— Begin INPUT FOR THIS TASK —

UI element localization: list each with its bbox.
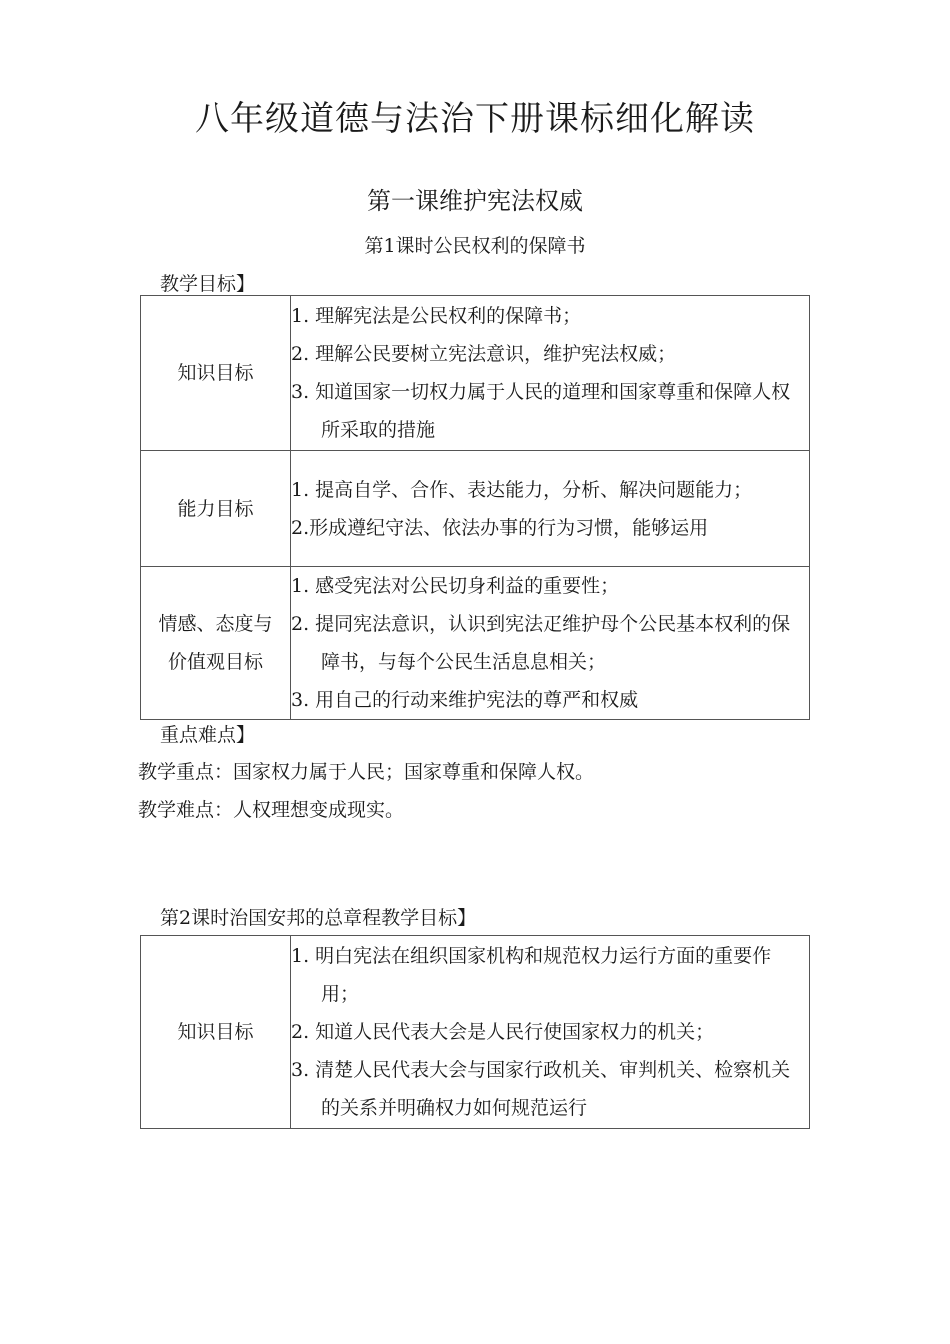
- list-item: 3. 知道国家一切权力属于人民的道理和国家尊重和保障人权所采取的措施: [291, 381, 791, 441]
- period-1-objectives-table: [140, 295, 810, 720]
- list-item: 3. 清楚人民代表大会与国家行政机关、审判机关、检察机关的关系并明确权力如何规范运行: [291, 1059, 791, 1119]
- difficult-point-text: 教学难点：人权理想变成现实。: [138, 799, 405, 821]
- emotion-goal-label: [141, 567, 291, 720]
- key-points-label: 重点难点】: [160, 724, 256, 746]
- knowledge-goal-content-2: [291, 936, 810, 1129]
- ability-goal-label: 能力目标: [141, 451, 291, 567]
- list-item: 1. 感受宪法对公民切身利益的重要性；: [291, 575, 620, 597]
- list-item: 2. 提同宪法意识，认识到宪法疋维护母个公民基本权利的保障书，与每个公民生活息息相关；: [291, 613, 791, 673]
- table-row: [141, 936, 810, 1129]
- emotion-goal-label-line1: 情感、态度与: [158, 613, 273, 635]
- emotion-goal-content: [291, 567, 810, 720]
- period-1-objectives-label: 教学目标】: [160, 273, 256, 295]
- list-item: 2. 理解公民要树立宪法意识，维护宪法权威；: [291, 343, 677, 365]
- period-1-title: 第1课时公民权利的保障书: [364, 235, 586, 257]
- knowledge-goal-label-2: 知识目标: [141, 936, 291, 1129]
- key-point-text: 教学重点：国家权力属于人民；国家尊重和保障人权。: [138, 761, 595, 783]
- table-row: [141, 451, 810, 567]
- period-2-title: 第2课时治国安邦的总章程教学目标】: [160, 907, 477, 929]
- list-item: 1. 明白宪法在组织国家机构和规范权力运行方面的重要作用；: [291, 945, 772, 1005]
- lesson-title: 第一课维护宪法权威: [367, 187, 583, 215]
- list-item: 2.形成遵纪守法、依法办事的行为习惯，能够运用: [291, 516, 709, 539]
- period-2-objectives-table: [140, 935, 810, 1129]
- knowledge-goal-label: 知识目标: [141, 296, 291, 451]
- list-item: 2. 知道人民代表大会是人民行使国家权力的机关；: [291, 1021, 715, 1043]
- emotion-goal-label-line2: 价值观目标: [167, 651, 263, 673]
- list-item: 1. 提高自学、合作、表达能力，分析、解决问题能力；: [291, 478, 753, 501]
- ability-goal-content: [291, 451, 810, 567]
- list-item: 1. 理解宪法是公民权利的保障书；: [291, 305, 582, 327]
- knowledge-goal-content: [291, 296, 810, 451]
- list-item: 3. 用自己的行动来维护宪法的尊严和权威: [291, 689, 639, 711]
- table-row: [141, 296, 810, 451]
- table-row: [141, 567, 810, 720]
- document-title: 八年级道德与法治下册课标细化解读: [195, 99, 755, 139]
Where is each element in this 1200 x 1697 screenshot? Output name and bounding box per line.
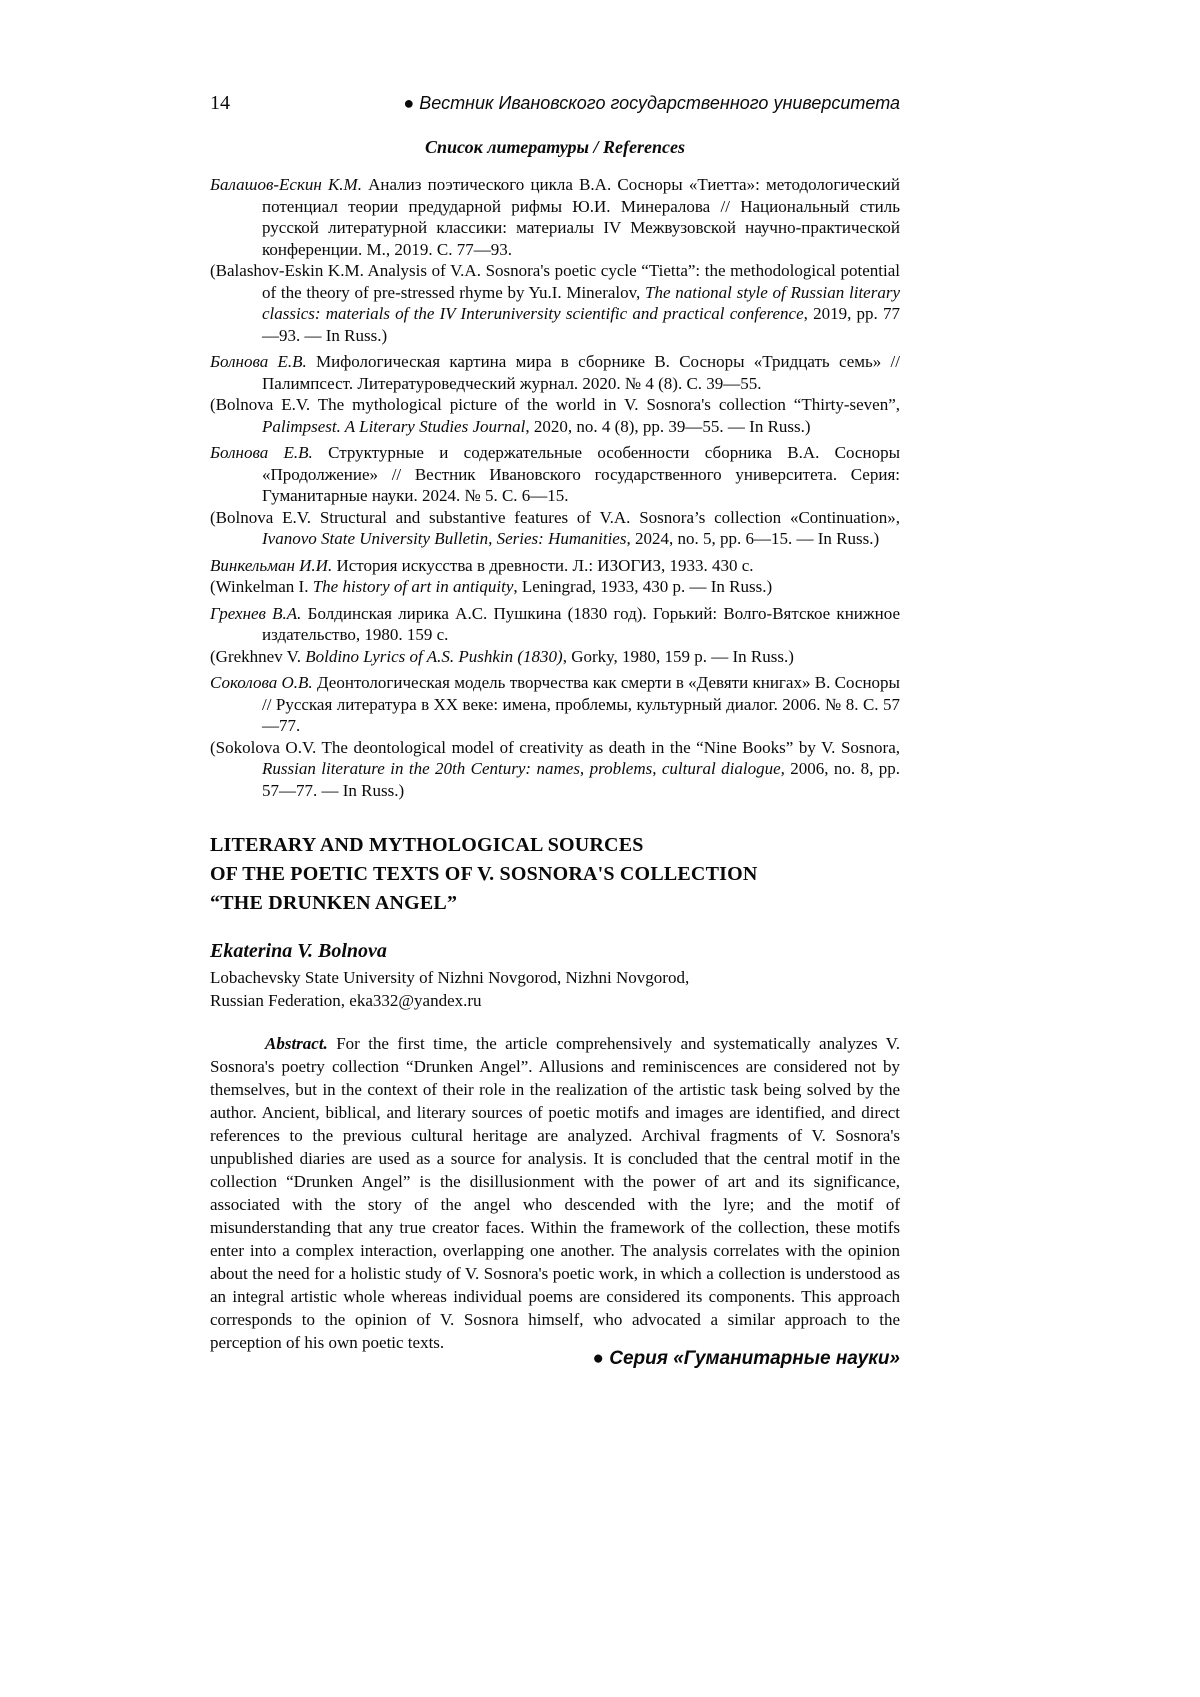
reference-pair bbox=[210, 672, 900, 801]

— End INPUT FOR THIS TASK —

:: WHAT THIS TASK INVOLVES ::
Write out every line of the listing above word for word, leaving out the pictures.

:: ANSWER FOR THIS EXERCISE ::
UI element localization: list each with its bbox.
- list-item: 3. 知道国家一切权力属于人民的道理和国家尊重和保障人权所采取的措施: [291, 381, 791, 441]
- period-1-objectives-table: [140, 295, 810, 720]
- list-item: 3. 清楚人民代表大会与国家行政机关、审判机关、检察机关的关系并明确权力如何规范运行: [291, 1059, 791, 1119]
- difficult-point-text: 教学难点：人权理想变成现实。: [138, 799, 405, 821]
- emotion-goal-label: [141, 567, 291, 720]
- key-points-label: 重点难点】: [160, 724, 256, 746]
- knowledge-goal-content-2: [291, 936, 810, 1129]
- ability-goal-label: 能力目标: [141, 451, 291, 567]
- list-item: 1. 感受宪法对公民切身利益的重要性；: [291, 575, 620, 597]
- list-item: 2. 提同宪法意识，认识到宪法疋维护母个公民基本权利的保障书，与每个公民生活息息相关；: [291, 613, 791, 673]
- table-row: [141, 936, 810, 1129]
- emotion-goal-label-line1: 情感、态度与: [158, 613, 273, 635]
- emotion-goal-content: [291, 567, 810, 720]
- period-1-objectives-label: 教学目标】: [160, 273, 256, 295]
- list-item: 2. 理解公民要树立宪法意识，维护宪法权威；: [291, 343, 677, 365]
- period-1-title: 第1课时公民权利的保障书: [364, 235, 586, 257]
- knowledge-goal-label-2: 知识目标: [141, 936, 291, 1129]
- key-point-text: 教学重点：国家权力属于人民；国家尊重和保障人权。: [138, 761, 595, 783]
- table-row: [141, 451, 810, 567]
- period-2-title: 第2课时治国安邦的总章程教学目标】: [160, 907, 477, 929]
- list-item: 1. 明白宪法在组织国家机构和规范权力运行方面的重要作用；: [291, 945, 772, 1005]
- lesson-title: 第一课维护宪法权威: [367, 187, 583, 215]
- list-item: 2.形成遵纪守法、依法办事的行为习惯，能够运用: [291, 516, 709, 539]
- period-2-objectives-table: [140, 935, 810, 1129]
- knowledge-goal-label: 知识目标: [141, 296, 291, 451]
- list-item: 2. 知道人民代表大会是人民行使国家权力的机关；: [291, 1021, 715, 1043]
- emotion-goal-label-line2: 价值观目标: [167, 651, 263, 673]
- list-item: 1. 提高自学、合作、表达能力，分析、解决问题能力；: [291, 478, 753, 501]
- ability-goal-content: [291, 451, 810, 567]
- list-item: 1. 理解宪法是公民权利的保障书；: [291, 305, 582, 327]
- knowledge-goal-content: [291, 296, 810, 451]
- list-item: 3. 用自己的行动来维护宪法的尊严和权威: [291, 689, 639, 711]
- table-row: [141, 296, 810, 451]
- table-row: [141, 567, 810, 720]
- document-title: 八年级道德与法治下册课标细化解读: [195, 99, 755, 139]
Where is each element in this 1200 x 1697 screenshot? Output name and bounding box per line.
reference-pair bbox=[210, 672, 900, 801]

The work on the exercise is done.